### [Assigned task]
All of the data below is to be written out again exactly.

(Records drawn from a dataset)
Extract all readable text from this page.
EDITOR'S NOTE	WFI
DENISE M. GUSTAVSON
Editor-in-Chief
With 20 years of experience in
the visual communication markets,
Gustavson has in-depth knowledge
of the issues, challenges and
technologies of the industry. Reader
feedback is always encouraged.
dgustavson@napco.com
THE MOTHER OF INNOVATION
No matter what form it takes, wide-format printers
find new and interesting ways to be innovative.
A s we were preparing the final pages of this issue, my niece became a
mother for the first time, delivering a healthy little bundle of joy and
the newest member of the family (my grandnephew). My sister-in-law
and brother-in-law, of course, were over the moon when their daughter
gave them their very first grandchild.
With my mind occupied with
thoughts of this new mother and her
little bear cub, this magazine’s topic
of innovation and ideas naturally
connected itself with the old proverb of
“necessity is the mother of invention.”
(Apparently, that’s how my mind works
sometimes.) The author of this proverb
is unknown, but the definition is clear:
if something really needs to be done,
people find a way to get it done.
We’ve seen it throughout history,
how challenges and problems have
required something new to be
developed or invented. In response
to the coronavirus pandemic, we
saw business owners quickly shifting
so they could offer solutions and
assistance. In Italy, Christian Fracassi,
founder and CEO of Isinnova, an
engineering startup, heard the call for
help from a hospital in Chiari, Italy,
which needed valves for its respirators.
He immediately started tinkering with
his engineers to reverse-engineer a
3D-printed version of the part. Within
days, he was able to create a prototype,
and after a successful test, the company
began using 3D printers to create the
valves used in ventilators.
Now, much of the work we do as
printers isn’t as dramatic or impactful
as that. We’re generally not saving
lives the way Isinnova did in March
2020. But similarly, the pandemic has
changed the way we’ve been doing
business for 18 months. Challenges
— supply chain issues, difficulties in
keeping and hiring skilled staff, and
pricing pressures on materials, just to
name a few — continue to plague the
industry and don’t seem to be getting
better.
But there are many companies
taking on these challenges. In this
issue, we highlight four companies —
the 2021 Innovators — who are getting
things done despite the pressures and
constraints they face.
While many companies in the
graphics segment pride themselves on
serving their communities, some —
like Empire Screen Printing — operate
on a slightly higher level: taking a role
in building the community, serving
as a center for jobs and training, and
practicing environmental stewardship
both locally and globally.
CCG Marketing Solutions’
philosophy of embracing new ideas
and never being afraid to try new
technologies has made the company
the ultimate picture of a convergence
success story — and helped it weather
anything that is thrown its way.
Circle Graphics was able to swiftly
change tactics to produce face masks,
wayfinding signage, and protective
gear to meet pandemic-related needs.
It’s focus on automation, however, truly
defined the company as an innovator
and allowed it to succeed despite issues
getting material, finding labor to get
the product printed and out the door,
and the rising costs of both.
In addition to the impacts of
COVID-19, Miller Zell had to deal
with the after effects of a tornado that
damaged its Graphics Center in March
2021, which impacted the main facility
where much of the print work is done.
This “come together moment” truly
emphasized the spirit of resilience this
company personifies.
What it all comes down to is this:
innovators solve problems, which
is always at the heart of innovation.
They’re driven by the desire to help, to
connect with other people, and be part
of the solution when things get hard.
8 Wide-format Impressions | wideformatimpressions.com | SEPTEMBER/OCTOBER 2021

### [Result of this task]
Extract all readable text from this page.
EDITOR'S NOTE	WFI
DENISE M. GUSTAVSON
Editor-in-Chief
With 20 years of experience in
the visual communication markets,
Gustavson has in-depth knowledge
of the issues, challenges and
technologies of the industry. Reader
feedback is always encouraged.
dgustavson@napco.com
THE MOTHER OF INNOVATION
No matter what form it takes, wide-format printers
find new and interesting ways to be innovative.
A s we were preparing the final pages of this issue, my niece became a
mother for the first time, delivering a healthy little bundle of joy and
the newest member of the family (my grandnephew). My sister-in-law
and brother-in-law, of course, were over the moon when their daughter
gave them their very first grandchild.
With my mind occupied with
thoughts of this new mother and her
little bear cub, this magazine’s topic
of innovation and ideas naturally
connected itself with the old proverb of
“necessity is the mother of invention.”
(Apparently, that’s how my mind works
sometimes.) The author of this proverb
is unknown, but the definition is clear:
if something really needs to be done,
people find a way to get it done.
We’ve seen it throughout history,
how challenges and problems have
required something new to be
developed or invented. In response
to the coronavirus pandemic, we
saw business owners quickly shifting
so they could offer solutions and
assistance. In Italy, Christian Fracassi,
founder and CEO of Isinnova, an
engineering startup, heard the call for
help from a hospital in Chiari, Italy,
which needed valves for its respirators.
He immediately started tinkering with
his engineers to reverse-engineer a
3D-printed version of the part. Within
days, he was able to create a prototype,
and after a successful test, the company
began using 3D printers to create the
valves used in ventilators.
Now, much of the work we do as
printers isn’t as dramatic or impactful
as that. We’re generally not saving
lives the way Isinnova did in March
2020. But similarly, the pandemic has
changed the way we’ve been doing
business for 18 months. Challenges
— supply chain issues, difficulties in
keeping and hiring skilled staff, and
pricing pressures on materials, just to
name a few — continue to plague the
industry and don’t seem to be getting
better.
But there are many companies
taking on these challenges. In this
issue, we highlight four companies —
the 2021 Innovators — who are getting
things done despite the pressures and
constraints they face.
While many companies in the
graphics segment pride themselves on
serving their communities, some —
like Empire Screen Printing — operate
on a slightly higher level: taking a role
in building the community, serving
as a center for jobs and training, and
practicing environmental stewardship
both locally and globally.
CCG Marketing Solutions’
philosophy of embracing new ideas
and never being afraid to try new
technologies has made the company
the ultimate picture of a convergence
success story — and helped it weather
anything that is thrown its way.
Circle Graphics was able to swiftly
change tactics to produce face masks,
wayfinding signage, and protective
gear to meet pandemic-related needs.
It’s focus on automation, however, truly
defined the company as an innovator
and allowed it to succeed despite issues
getting material, finding labor to get
the product printed and out the door,
and the rising costs of both.
In addition to the impacts of
COVID-19, Miller Zell had to deal
with the after effects of a tornado that
damaged its Graphics Center in March
2021, which impacted the main facility
where much of the print work is done.
This “come together moment” truly
emphasized the spirit of resilience this
company personifies.
What it all comes down to is this:
innovators solve problems, which
is always at the heart of innovation.
They’re driven by the desire to help, to
connect with other people, and be part
of the solution when things get hard.
8 Wide-format Impressions | wideformatimpressions.com | SEPTEMBER/OCTOBER 2021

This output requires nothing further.